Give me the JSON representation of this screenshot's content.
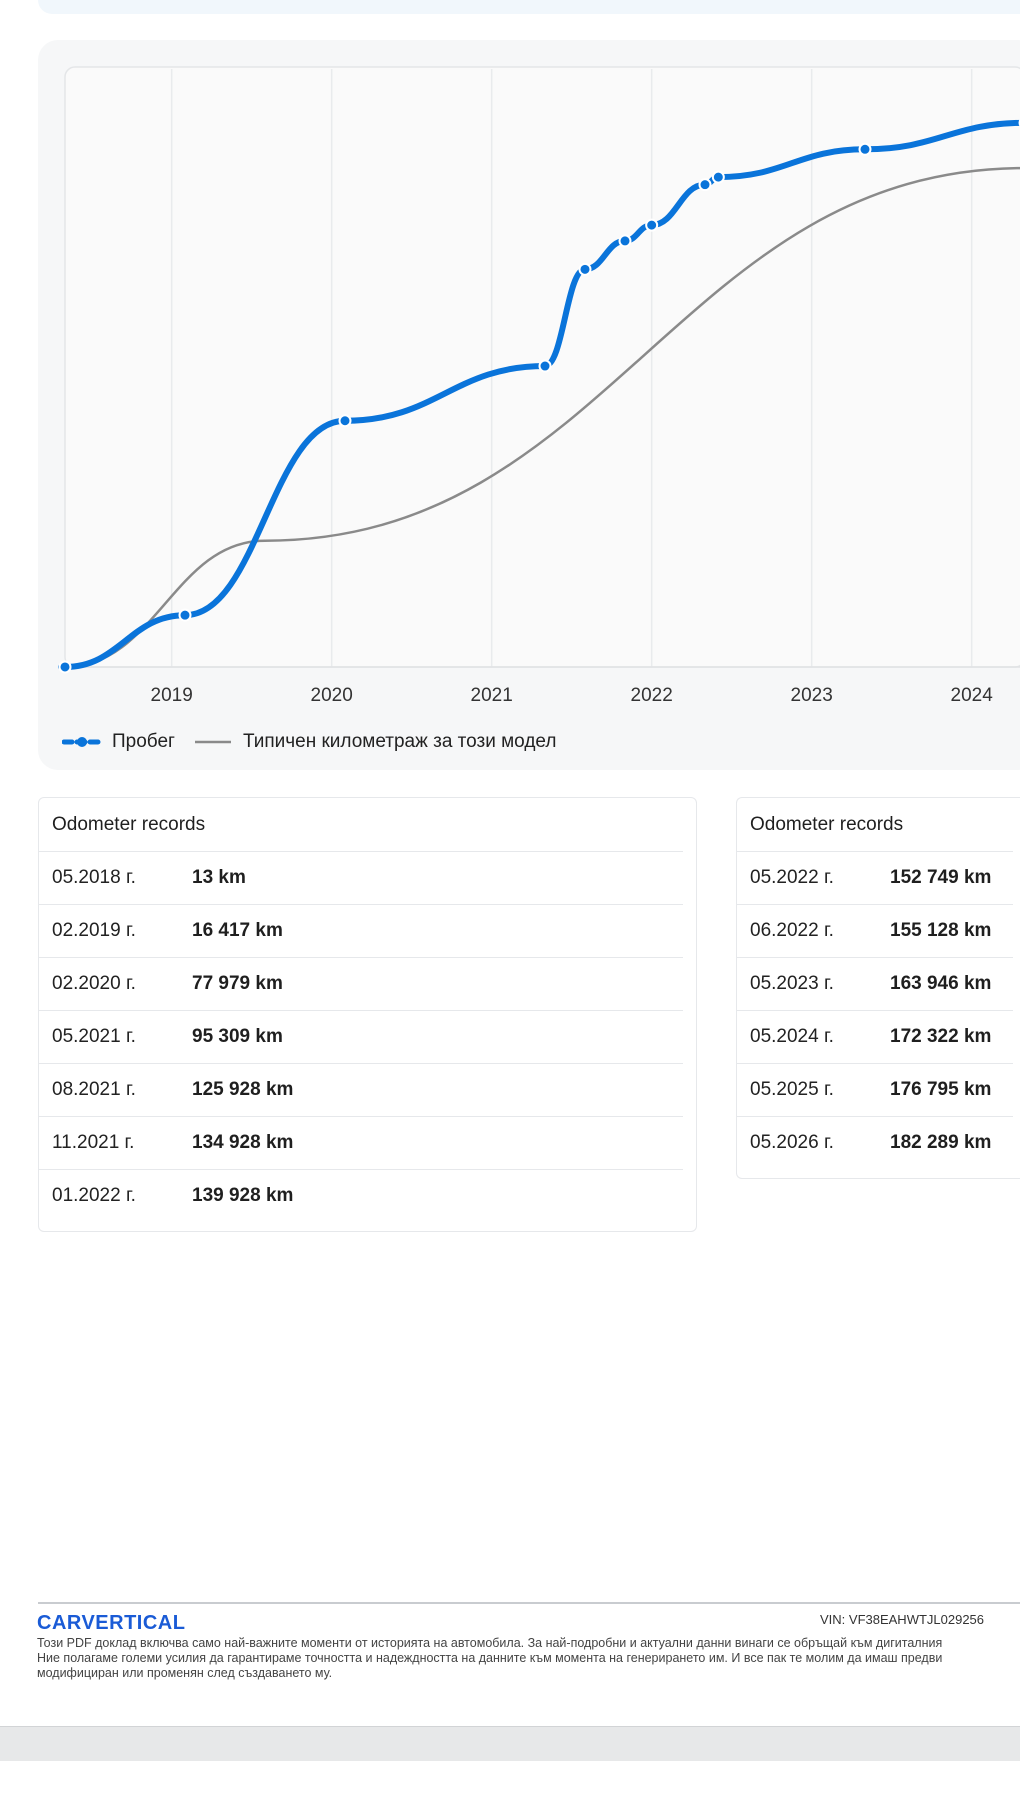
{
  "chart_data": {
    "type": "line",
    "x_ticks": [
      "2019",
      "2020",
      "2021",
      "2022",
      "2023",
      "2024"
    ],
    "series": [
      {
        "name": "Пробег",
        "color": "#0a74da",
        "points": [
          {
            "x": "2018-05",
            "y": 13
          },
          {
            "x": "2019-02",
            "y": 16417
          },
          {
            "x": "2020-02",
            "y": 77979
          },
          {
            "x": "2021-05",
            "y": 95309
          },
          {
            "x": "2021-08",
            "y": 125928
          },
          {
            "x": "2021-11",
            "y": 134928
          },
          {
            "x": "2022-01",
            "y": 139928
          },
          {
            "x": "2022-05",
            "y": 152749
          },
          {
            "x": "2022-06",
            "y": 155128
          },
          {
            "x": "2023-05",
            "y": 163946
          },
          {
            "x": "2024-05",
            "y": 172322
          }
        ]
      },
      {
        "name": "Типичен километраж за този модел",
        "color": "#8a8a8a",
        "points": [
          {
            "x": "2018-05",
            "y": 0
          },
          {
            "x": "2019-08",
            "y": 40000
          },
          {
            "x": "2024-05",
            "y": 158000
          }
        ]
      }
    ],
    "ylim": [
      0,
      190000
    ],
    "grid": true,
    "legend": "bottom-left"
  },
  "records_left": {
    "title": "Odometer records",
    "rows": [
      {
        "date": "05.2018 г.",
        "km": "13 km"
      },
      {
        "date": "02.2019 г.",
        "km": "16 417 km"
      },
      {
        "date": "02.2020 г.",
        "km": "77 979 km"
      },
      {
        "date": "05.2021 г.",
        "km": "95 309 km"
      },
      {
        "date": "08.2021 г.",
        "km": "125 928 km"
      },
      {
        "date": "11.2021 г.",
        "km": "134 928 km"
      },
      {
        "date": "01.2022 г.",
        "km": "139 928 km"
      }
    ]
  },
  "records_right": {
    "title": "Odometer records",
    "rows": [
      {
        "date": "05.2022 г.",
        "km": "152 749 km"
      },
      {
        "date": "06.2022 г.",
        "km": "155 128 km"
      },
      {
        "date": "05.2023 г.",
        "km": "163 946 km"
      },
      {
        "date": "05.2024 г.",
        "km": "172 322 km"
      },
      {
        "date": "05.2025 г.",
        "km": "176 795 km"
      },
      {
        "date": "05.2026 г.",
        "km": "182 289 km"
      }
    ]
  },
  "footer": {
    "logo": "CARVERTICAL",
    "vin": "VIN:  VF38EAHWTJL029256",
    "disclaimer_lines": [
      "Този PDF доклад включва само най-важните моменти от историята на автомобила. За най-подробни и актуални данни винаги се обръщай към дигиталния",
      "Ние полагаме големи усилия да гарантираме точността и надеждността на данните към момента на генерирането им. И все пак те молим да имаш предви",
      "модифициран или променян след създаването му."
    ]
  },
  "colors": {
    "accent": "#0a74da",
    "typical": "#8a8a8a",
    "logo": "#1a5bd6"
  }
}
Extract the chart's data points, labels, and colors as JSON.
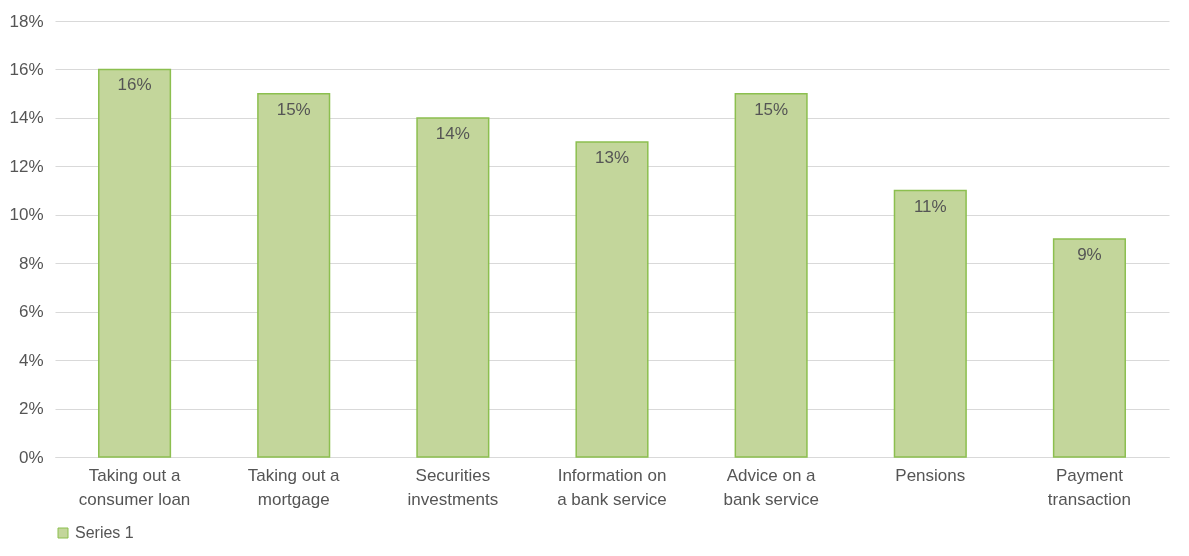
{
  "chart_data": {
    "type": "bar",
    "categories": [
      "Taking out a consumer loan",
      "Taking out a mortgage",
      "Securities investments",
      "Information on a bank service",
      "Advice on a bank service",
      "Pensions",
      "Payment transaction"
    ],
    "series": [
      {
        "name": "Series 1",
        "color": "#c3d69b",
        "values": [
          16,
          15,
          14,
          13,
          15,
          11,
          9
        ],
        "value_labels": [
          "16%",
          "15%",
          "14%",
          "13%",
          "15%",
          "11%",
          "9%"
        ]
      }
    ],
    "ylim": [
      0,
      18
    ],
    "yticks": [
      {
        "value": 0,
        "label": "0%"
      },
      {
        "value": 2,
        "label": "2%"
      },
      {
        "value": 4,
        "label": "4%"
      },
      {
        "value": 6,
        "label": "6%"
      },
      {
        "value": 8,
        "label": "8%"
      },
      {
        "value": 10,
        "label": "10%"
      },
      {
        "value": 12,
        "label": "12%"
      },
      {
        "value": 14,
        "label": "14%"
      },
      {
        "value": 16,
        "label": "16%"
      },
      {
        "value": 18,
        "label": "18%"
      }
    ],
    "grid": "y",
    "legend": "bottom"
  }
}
- - - - - - -
▸ Goal: Without including any pictures, please restate all the records exactly.

▸ Answer to the exercise:
Give me the JSON representation of this screenshot's content.
{
  "chart_data": {
    "type": "line",
    "x_ticks": [
      "2019",
      "2020",
      "2021",
      "2022",
      "2023",
      "2024"
    ],
    "series": [
      {
        "name": "Пробег",
        "color": "#0a74da",
        "points": [
          {
            "x": "2018-05",
            "y": 13
          },
          {
            "x": "2019-02",
            "y": 16417
          },
          {
            "x": "2020-02",
            "y": 77979
          },
          {
            "x": "2021-05",
            "y": 95309
          },
          {
            "x": "2021-08",
            "y": 125928
          },
          {
            "x": "2021-11",
            "y": 134928
          },
          {
            "x": "2022-01",
            "y": 139928
          },
          {
            "x": "2022-05",
            "y": 152749
          },
          {
            "x": "2022-06",
            "y": 155128
          },
          {
            "x": "2023-05",
            "y": 163946
          },
          {
            "x": "2024-05",
            "y": 172322
          }
        ]
      },
      {
        "name": "Типичен километраж за този модел",
        "color": "#8a8a8a",
        "points": [
          {
            "x": "2018-05",
            "y": 0
          },
          {
            "x": "2019-08",
            "y": 40000
          },
          {
            "x": "2024-05",
            "y": 158000
          }
        ]
      }
    ],
    "ylim": [
      0,
      190000
    ],
    "grid": true,
    "legend": "bottom-left"
  },
  "records_left": {
    "title": "Odometer records",
    "rows": [
      {
        "date": "05.2018 г.",
        "km": "13 km"
      },
      {
        "date": "02.2019 г.",
        "km": "16 417 km"
      },
      {
        "date": "02.2020 г.",
        "km": "77 979 km"
      },
      {
        "date": "05.2021 г.",
        "km": "95 309 km"
      },
      {
        "date": "08.2021 г.",
        "km": "125 928 km"
      },
      {
        "date": "11.2021 г.",
        "km": "134 928 km"
      },
      {
        "date": "01.2022 г.",
        "km": "139 928 km"
      }
    ]
  },
  "records_right": {
    "title": "Odometer records",
    "rows": [
      {
        "date": "05.2022 г.",
        "km": "152 749 km"
      },
      {
        "date": "06.2022 г.",
        "km": "155 128 km"
      },
      {
        "date": "05.2023 г.",
        "km": "163 946 km"
      },
      {
        "date": "05.2024 г.",
        "km": "172 322 km"
      },
      {
        "date": "05.2025 г.",
        "km": "176 795 km"
      },
      {
        "date": "05.2026 г.",
        "km": "182 289 km"
      }
    ]
  },
  "footer": {
    "logo": "CARVERTICAL",
    "vin": "VIN:  VF38EAHWTJL029256",
    "disclaimer_lines": [
      "Този PDF доклад включва само най-важните моменти от историята на автомобила. За най-подробни и актуални данни винаги се обръщай към дигиталния",
      "Ние полагаме големи усилия да гарантираме точността и надеждността на данните към момента на генерирането им. И все пак те молим да имаш предви",
      "модифициран или променян след създаването му."
    ]
  },
  "colors": {
    "accent": "#0a74da",
    "typical": "#8a8a8a",
    "logo": "#1a5bd6"
  }
}
Extract the chart's data points, labels, and colors as JSON.
{
  "chart_data": {
    "type": "bar",
    "categories": [
      "Taking out a consumer loan",
      "Taking out a mortgage",
      "Securities investments",
      "Information on a bank service",
      "Advice on a bank service",
      "Pensions",
      "Payment transaction"
    ],
    "series": [
      {
        "name": "Series 1",
        "color": "#c3d69b",
        "values": [
          16,
          15,
          14,
          13,
          15,
          11,
          9
        ],
        "value_labels": [
          "16%",
          "15%",
          "14%",
          "13%",
          "15%",
          "11%",
          "9%"
        ]
      }
    ],
    "ylim": [
      0,
      18
    ],
    "yticks": [
      {
        "value": 0,
        "label": "0%"
      },
      {
        "value": 2,
        "label": "2%"
      },
      {
        "value": 4,
        "label": "4%"
      },
      {
        "value": 6,
        "label": "6%"
      },
      {
        "value": 8,
        "label": "8%"
      },
      {
        "value": 10,
        "label": "10%"
      },
      {
        "value": 12,
        "label": "12%"
      },
      {
        "value": 14,
        "label": "14%"
      },
      {
        "value": 16,
        "label": "16%"
      },
      {
        "value": 18,
        "label": "18%"
      }
    ],
    "grid": "y",
    "legend": "bottom"
  }
}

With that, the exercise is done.